(Dataset items)

◆ ◆ ◆ ◆

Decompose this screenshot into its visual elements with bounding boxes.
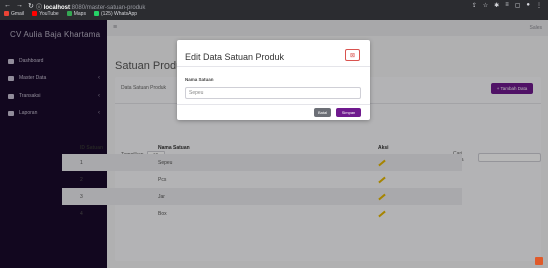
modal-footer-divider <box>177 104 370 105</box>
modal-divider <box>177 66 370 67</box>
unit-name-input[interactable]: Sepeu <box>185 87 361 99</box>
menu-icon[interactable]: ≡ <box>505 2 509 9</box>
field-label: Nama Satuan <box>185 77 214 82</box>
bookmark-youtube[interactable]: YouTube <box>32 11 59 17</box>
close-button[interactable]: ⊠ <box>345 49 360 61</box>
back-icon[interactable]: ← <box>4 2 11 10</box>
modal-title: Edit Data Satuan Produk <box>185 52 285 62</box>
extension-icon[interactable]: ✱ <box>494 2 499 9</box>
edit-modal: Edit Data Satuan Produk ⊠ Nama Satuan Se… <box>177 40 370 120</box>
window-icon[interactable]: ▢ <box>515 2 521 9</box>
bookmarks-bar: Gmail YouTube Maps (125) WhatsApp <box>4 11 137 17</box>
profile-icon[interactable]: ● <box>526 2 530 9</box>
bookmark-gmail[interactable]: Gmail <box>4 11 24 17</box>
browser-toolbar: ← → ↻ ⓘ localhost:8080/master-satuan-pro… <box>0 0 548 20</box>
close-icon: ⊠ <box>349 52 356 59</box>
reload-icon[interactable]: ↻ <box>28 2 34 10</box>
more-icon[interactable]: ⋮ <box>536 2 542 9</box>
cancel-button[interactable]: Batal <box>314 108 331 117</box>
flame-icon <box>535 257 543 265</box>
address-bar[interactable]: ⓘ localhost:8080/master-satuan-produk <box>36 2 145 11</box>
bookmark-maps[interactable]: Maps <box>66 11 86 17</box>
save-button[interactable]: Simpan <box>336 108 361 117</box>
share-icon[interactable]: ⇪ <box>472 2 477 9</box>
star-icon[interactable]: ☆ <box>483 2 488 9</box>
bookmark-whatsapp[interactable]: (125) WhatsApp <box>93 11 137 17</box>
browser-nav: ← → ↻ <box>4 2 34 10</box>
browser-actions: ⇪ ☆ ✱ ≡ ▢ ● ⋮ <box>472 2 542 9</box>
forward-icon[interactable]: → <box>16 2 23 10</box>
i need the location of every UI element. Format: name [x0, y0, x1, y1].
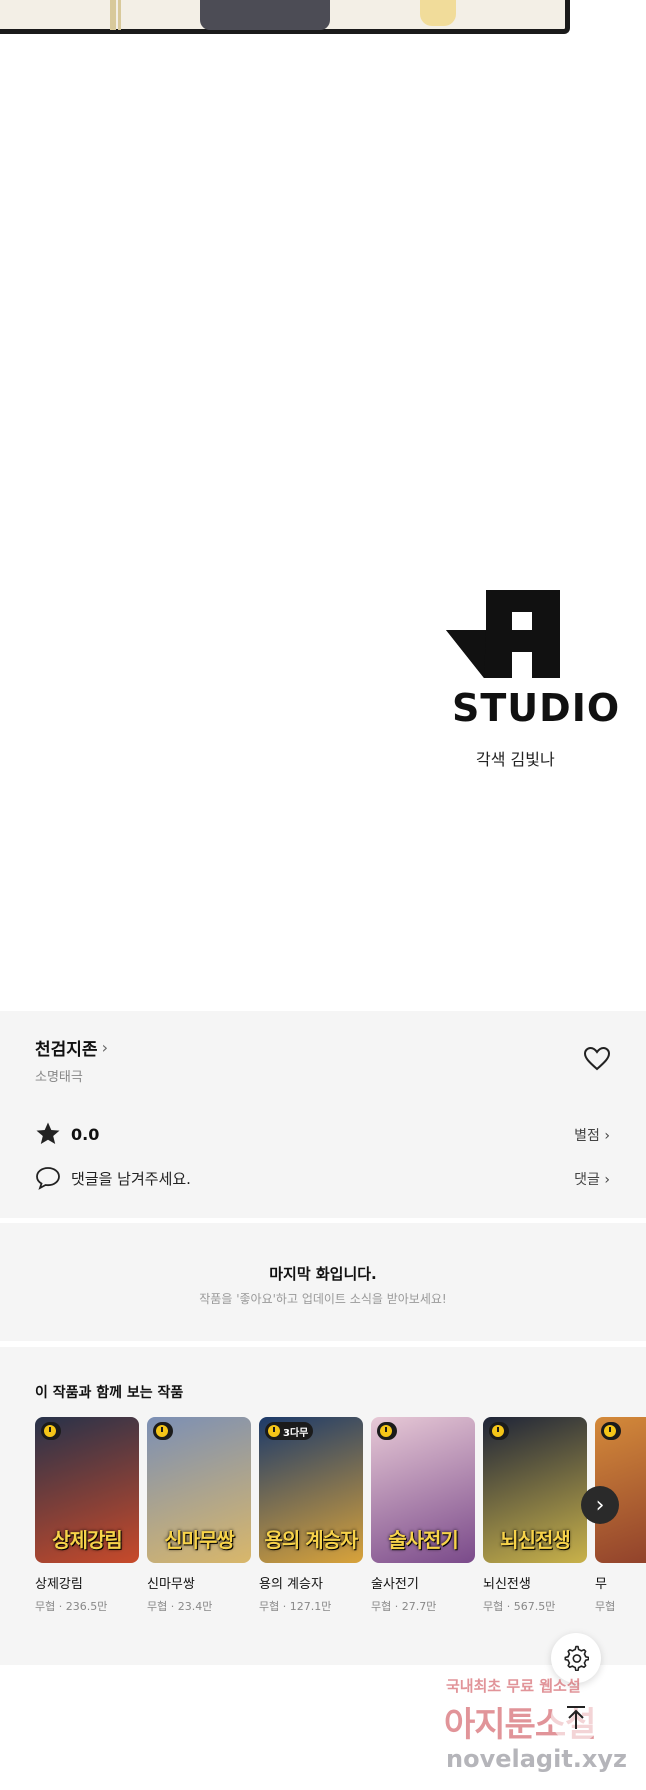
star-icon [36, 1122, 60, 1144]
badge-text: 3다무 [283, 1427, 309, 1439]
cover-title: 용의 계승자 [264, 1528, 359, 1552]
rating-row: 0.0 [35, 1121, 99, 1147]
recommendation-title: 상제강림 [35, 1577, 83, 1592]
chevron-right-icon: › [604, 1172, 610, 1188]
recommendation-title: 신마무쌍 [147, 1577, 195, 1592]
cover-image: 3다무 용의 계승자 [259, 1417, 363, 1563]
settings-button[interactable] [551, 1633, 601, 1683]
gear-icon [564, 1645, 589, 1671]
cover-image: 술사전기 [371, 1417, 475, 1563]
clock-icon [268, 1425, 280, 1437]
recommendation-title: 술사전기 [371, 1577, 419, 1592]
last-episode-notice: 마지막 화입니다. 작품을 '좋아요'하고 업데이트 소식을 받아보세요! [0, 1223, 646, 1341]
clock-icon [380, 1425, 392, 1437]
cover-title: 뇌신전생 [500, 1528, 571, 1552]
recommendation-card[interactable]: 상제강림 상제강림 무협 · 236.5만 [35, 1417, 139, 1614]
recommendation-meta: 무협 · 236.5만 [35, 1600, 108, 1613]
recommendation-meta: 무협 · 567.5만 [483, 1600, 556, 1613]
recommendation-meta: 무협 · 23.4만 [147, 1600, 213, 1613]
studio-wordmark: STUDIO [452, 686, 621, 730]
adaptation-credit: 각색 김빛나 [476, 750, 555, 769]
wait-free-badge [489, 1422, 509, 1440]
comment-bubble-icon [36, 1167, 60, 1190]
rating-value: 0.0 [71, 1124, 100, 1144]
arrow-up-icon [567, 1706, 585, 1729]
cover-image: 상제강림 [35, 1417, 139, 1563]
wait-free-badge: 3다무 [265, 1422, 314, 1440]
cover-image: 신마무쌍 [147, 1417, 251, 1563]
wait-free-badge [601, 1422, 621, 1440]
comic-detail [110, 0, 116, 30]
chevron-right-icon: › [101, 1038, 108, 1057]
recommendation-meta: 무협 · 127.1만 [259, 1600, 332, 1613]
comments-label: 댓글 [574, 1172, 600, 1188]
heart-icon[interactable] [583, 1046, 611, 1072]
cover-title: 술사전기 [388, 1528, 459, 1552]
clock-icon [604, 1425, 616, 1437]
clock-icon [44, 1425, 56, 1437]
last-episode-heading: 마지막 화입니다. [269, 1265, 377, 1283]
watermark-url: novelagit.xyz [446, 1745, 628, 1773]
recommendation-card[interactable]: 뇌신전생 뇌신전생 무협 · 567.5만 [483, 1417, 587, 1614]
carousel-next-button[interactable]: › [581, 1486, 619, 1524]
recommendation-card[interactable]: 3다무 용의 계승자 용의 계승자 무협 · 127.1만 [259, 1417, 363, 1614]
recommendations-section: 이 작품과 함께 보는 작품 상제강림 상제강림 무협 · 236.5만 신마무… [0, 1347, 646, 1665]
comic-detail [118, 0, 121, 30]
comment-prompt-row[interactable]: 댓글을 남겨주세요. [35, 1166, 191, 1190]
wait-free-badge [153, 1422, 173, 1440]
cover-image: 뇌신전생 [483, 1417, 587, 1563]
chevron-right-icon: › [595, 1492, 605, 1518]
wait-free-badge [377, 1422, 397, 1440]
last-episode-subtext: 작품을 '좋아요'하고 업데이트 소식을 받아보세요! [199, 1292, 447, 1306]
recommendation-meta: 무협 · 27.7만 [371, 1600, 437, 1613]
scroll-to-top-button[interactable] [551, 1693, 601, 1743]
rate-button[interactable]: 별점 › [574, 1125, 610, 1145]
chevron-right-icon: › [604, 1128, 610, 1144]
studio-logo-mark [446, 590, 560, 678]
series-title-link[interactable]: 천검지존 › [35, 1035, 108, 1060]
recommendation-title: 뇌신전생 [483, 1577, 531, 1592]
clock-icon [492, 1425, 504, 1437]
recommendations-heading: 이 작품과 함께 보는 작품 [35, 1385, 184, 1401]
comic-figure [200, 0, 330, 30]
recommendation-title: 용의 계승자 [259, 1577, 323, 1592]
recommendation-card[interactable]: 술사전기 술사전기 무협 · 27.7만 [371, 1417, 475, 1614]
wait-free-badge [41, 1422, 61, 1440]
viewer-page: STUDIO 각색 김빛나 천검지존 › 소명태극 0.0 별점 › 댓글을 남… [0, 0, 646, 1790]
cover-title: 신마무쌍 [164, 1528, 235, 1552]
recommendations-carousel[interactable]: 상제강림 상제강림 무협 · 236.5만 신마무쌍 신마무쌍 무협 · 23.… [35, 1417, 646, 1637]
comic-detail [420, 0, 456, 26]
series-title: 천검지존 [35, 1040, 98, 1060]
rate-label: 별점 [574, 1128, 600, 1144]
series-author: 소명태극 [35, 1070, 83, 1085]
comic-panel [0, 0, 646, 40]
recommendation-title: 무 [595, 1577, 607, 1592]
recommendation-meta: 무협 [595, 1600, 616, 1613]
watermark: 국내최초 무료 웹소설 아지툰소설 novelagit.xyz [440, 1675, 646, 1787]
comments-button[interactable]: 댓글 › [574, 1169, 610, 1189]
recommendation-card[interactable]: 신마무쌍 신마무쌍 무협 · 23.4만 [147, 1417, 251, 1614]
clock-icon [156, 1425, 168, 1437]
studio-logo: STUDIO 각색 김빛나 [446, 586, 619, 776]
series-info-panel: 천검지존 › 소명태극 0.0 별점 › 댓글을 남겨주세요. 댓글 › [0, 1011, 646, 1218]
cover-title: 상제강림 [52, 1528, 123, 1552]
comment-prompt: 댓글을 남겨주세요. [71, 1169, 191, 1188]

◆ ◆ ◆ ◆

Turn all of the records above into a JSON list of strings, with one string for each line. Skip blank lines and leave the pictures out.

[
  "Decompose this screenshot into its visual elements with bounding boxes.",
  "modal-footer-divider <box>177 104 370 105</box>",
  "modal-divider <box>177 66 370 67</box>",
  "unit-name-input[interactable]: Sepeu <box>185 87 361 99</box>",
  "menu-icon[interactable]: ≡ <box>505 2 509 9</box>",
  "field-label: Nama Satuan <box>185 77 214 82</box>",
  "bookmark-youtube[interactable]: YouTube <box>32 11 59 17</box>",
  "close-button[interactable]: ⊠ <box>345 49 360 61</box>",
  "back-icon[interactable]: ← <box>4 2 11 10</box>",
  "modal-title: Edit Data Satuan Produk <box>185 52 285 62</box>",
  "extension-icon[interactable]: ✱ <box>494 2 499 9</box>",
  "edit-modal: Edit Data Satuan Produk ⊠ Nama Satuan Se… <box>177 40 370 120</box>",
  "window-icon[interactable]: ▢ <box>515 2 521 9</box>",
  "bookmarks-bar: Gmail YouTube Maps (125) WhatsApp <box>4 11 137 17</box>",
  "profile-icon[interactable]: ● <box>526 2 530 9</box>",
  "bookmark-gmail[interactable]: Gmail <box>4 11 24 17</box>",
  "browser-toolbar: ← → ↻ ⓘ localhost:8080/master-satuan-pro… <box>0 0 548 20</box>",
  "close-icon: ⊠ <box>349 52 356 59</box>",
  "reload-icon[interactable]: ↻ <box>28 2 34 10</box>",
  "more-icon[interactable]: ⋮ <box>536 2 542 9</box>",
  "cancel-button[interactable]: Batal <box>314 108 331 117</box>",
  "flame-icon <box>535 257 543 265</box>",
  "address-bar[interactable]: ⓘ localhost:8080/master-satuan-produk <box>36 2 145 11</box>",
  "bookmark-maps[interactable]: Maps <box>66 11 86 17</box>",
  "save-button[interactable]: Simpan <box>336 108 361 117</box>",
  "share-icon[interactable]: ⇪ <box>472 2 477 9</box>",
  "star-icon[interactable]: ☆ <box>483 2 488 9</box>",
  "bookmark-whatsapp[interactable]: (125) WhatsApp <box>93 11 137 17</box>",
  "browser-nav: ← → ↻ <box>4 2 34 10</box>",
  "browser-actions: ⇪ ☆ ✱ ≡ ▢ ● ⋮ <box>472 2 542 9</box>",
  "forward-icon[interactable]: → <box>16 2 23 10</box>",
  "i need the location of every UI element. Format: name [x0, y0, x1, y1].",
  "star-icon [36, 1122, 60, 1144]",
  "badge-text: 3다무 [283, 1427, 309, 1439]",
  "cover-title: 용의 계승자 [264, 1528, 359, 1552]",
  "rating-row: 0.0 [35, 1121, 99, 1147]",
  "recommendation-title: 상제강림 [35, 1577, 83, 1592]",
  "chevron-right-icon: › [604, 1172, 610, 1188]",
  "recommendation-title: 신마무쌍 [147, 1577, 195, 1592]",
  "cover-image: 3다무 용의 계승자 [259, 1417, 363, 1563]",
  "settings-button[interactable] [551, 1633, 601, 1683]",
  "gear-icon [564, 1645, 589, 1671]",
  "cover-image: 술사전기 [371, 1417, 475, 1563]",
  "clock-icon [268, 1425, 280, 1437]",
  "recommendation-title: 술사전기 [371, 1577, 419, 1592]",
  "last-episode-notice: 마지막 화입니다. 작품을 '좋아요'하고 업데이트 소식을 받아보세요! [0, 1223, 646, 1341]",
  "clock-icon [380, 1425, 392, 1437]",
  "cover-title: 뇌신전생 [500, 1528, 571, 1552]",
  "recommendation-card[interactable]: 상제강림 상제강림 무협 · 236.5만 [35, 1417, 139, 1614]",
  "recommendation-meta: 무협 · 236.5만 [35, 1600, 108, 1613]",
  "recommendation-meta: 무협 · 567.5만 [483, 1600, 556, 1613]",
  "recommendation-meta: 무협 · 23.4만 [147, 1600, 213, 1613]",
  "studio-wordmark: STUDIO [452, 686, 621, 730]",
  "adaptation-credit: 각색 김빛나 [476, 750, 555, 769]",
  "wait-free-badge [489, 1422, 509, 1440]",
  "comment-bubble-icon [36, 1167, 60, 1190]",
  "rating-value: 0.0 [71, 1124, 100, 1144]",
  "arrow-up-icon [567, 1706, 585, 1729]",
  "cover-image: 상제강림 [35, 1417, 139, 1563]",
  "wait-free-badge: 3다무 [265, 1422, 314, 1440]",
  "cover-image: 신마무쌍 [147, 1417, 251, 1563]",
  "wait-free-badge [601, 1422, 621, 1440]",
  "comic-detail [110, 0, 116, 30]",
  "chevron-right-icon: › [101, 1038, 108, 1057]",
  "recommendation-meta: 무협 · 127.1만 [259, 1600, 332, 1613]",
  "comments-label: 댓글 [574, 1172, 600, 1188]",
  "heart-icon[interactable] [583, 1046, 611, 1072]",
  "cover-title: 술사전기 [388, 1528, 459, 1552]",
  "clock-icon [604, 1425, 616, 1437]",
  "clock-icon [44, 1425, 56, 1437]",
  "last-episode-heading: 마지막 화입니다. [269, 1265, 377, 1283]",
  "watermark-url: novelagit.xyz [446, 1745, 628, 1773]",
  "recommendation-card[interactable]: 뇌신전생 뇌신전생 무협 · 567.5만 [483, 1417, 587, 1614]",
  "carousel-next-button[interactable]: › [581, 1486, 619, 1524]",
  "recommendation-card[interactable]: 3다무 용의 계승자 용의 계승자 무협 · 127.1만 [259, 1417, 363, 1614]",
  "recommendations-section: 이 작품과 함께 보는 작품 상제강림 상제강림 무협 · 236.5만 신마무… [0, 1347, 646, 1665]",
  "comic-detail [118, 0, 121, 30]",
  "comment-prompt-row[interactable]: 댓글을 남겨주세요. [35, 1166, 191, 1190]",
  "wait-free-badge [153, 1422, 173, 1440]",
  "cover-image: 뇌신전생 [483, 1417, 587, 1563]",
  "chevron-right-icon: › [595, 1492, 605, 1518]",
  "wait-free-badge [377, 1422, 397, 1440]",
  "last-episode-subtext: 작품을 '좋아요'하고 업데이트 소식을 받아보세요! [199, 1292, 447, 1306]",
  "recommendation-meta: 무협 · 27.7만 [371, 1600, 437, 1613]",
  "scroll-to-top-button[interactable] [551, 1693, 601, 1743]",
  "rate-button[interactable]: 별점 › [574, 1125, 610, 1145]",
  "chevron-right-icon: › [604, 1128, 610, 1144]",
  "studio-logo-mark [446, 590, 560, 678]",
  "series-title-link[interactable]: 천검지존 › [35, 1035, 108, 1060]",
  "recommendation-title: 뇌신전생 [483, 1577, 531, 1592]",
  "clock-icon [492, 1425, 504, 1437]",
  "recommendations-heading: 이 작품과 함께 보는 작품 [35, 1385, 184, 1401]",
  "comic-figure [200, 0, 330, 30]",
  "recommendation-title: 용의 계승자 [259, 1577, 323, 1592]",
  "recommendation-card[interactable]: 술사전기 술사전기 무협 · 27.7만 [371, 1417, 475, 1614]",
  "wait-free-badge [41, 1422, 61, 1440]",
  "viewer-page: STUDIO 각색 김빛나 천검지존 › 소명태극 0.0 별점 › 댓글을 남… [0, 0, 646, 1790]",
  "cover-title: 신마무쌍 [164, 1528, 235, 1552]",
  "recommendations-carousel[interactable]: 상제강림 상제강림 무협 · 236.5만 신마무쌍 신마무쌍 무협 · 23.… [35, 1417, 646, 1637]",
  "comic-detail [420, 0, 456, 26]",
  "series-title: 천검지존 [35, 1040, 98, 1060]",
  "rate-label: 별점 [574, 1128, 600, 1144]",
  "series-author: 소명태극 [35, 1070, 83, 1085]",
  "comic-panel [0, 0, 646, 40]",
  "recommendation-title: 무 [595, 1577, 607, 1592]",
  "recommendation-meta: 무협 [595, 1600, 616, 1613]",
  "watermark: 국내최초 무료 웹소설 아지툰소설 novelagit.xyz [440, 1675, 646, 1787]",
  "comments-button[interactable]: 댓글 › [574, 1169, 610, 1189]",
  "recommendation-card[interactable]: 신마무쌍 신마무쌍 무협 · 23.4만 [147, 1417, 251, 1614]",
  "clock-icon [156, 1425, 168, 1437]",
  "studio-logo: STUDIO 각색 김빛나 [446, 586, 619, 776]",
  "series-info-panel: 천검지존 › 소명태극 0.0 별점 › 댓글을 남겨주세요. 댓글 › [0, 1011, 646, 1218]",
  "cover-title: 상제강림 [52, 1528, 123, 1552]",
  "comment-prompt: 댓글을 남겨주세요. [71, 1169, 191, 1188]"
]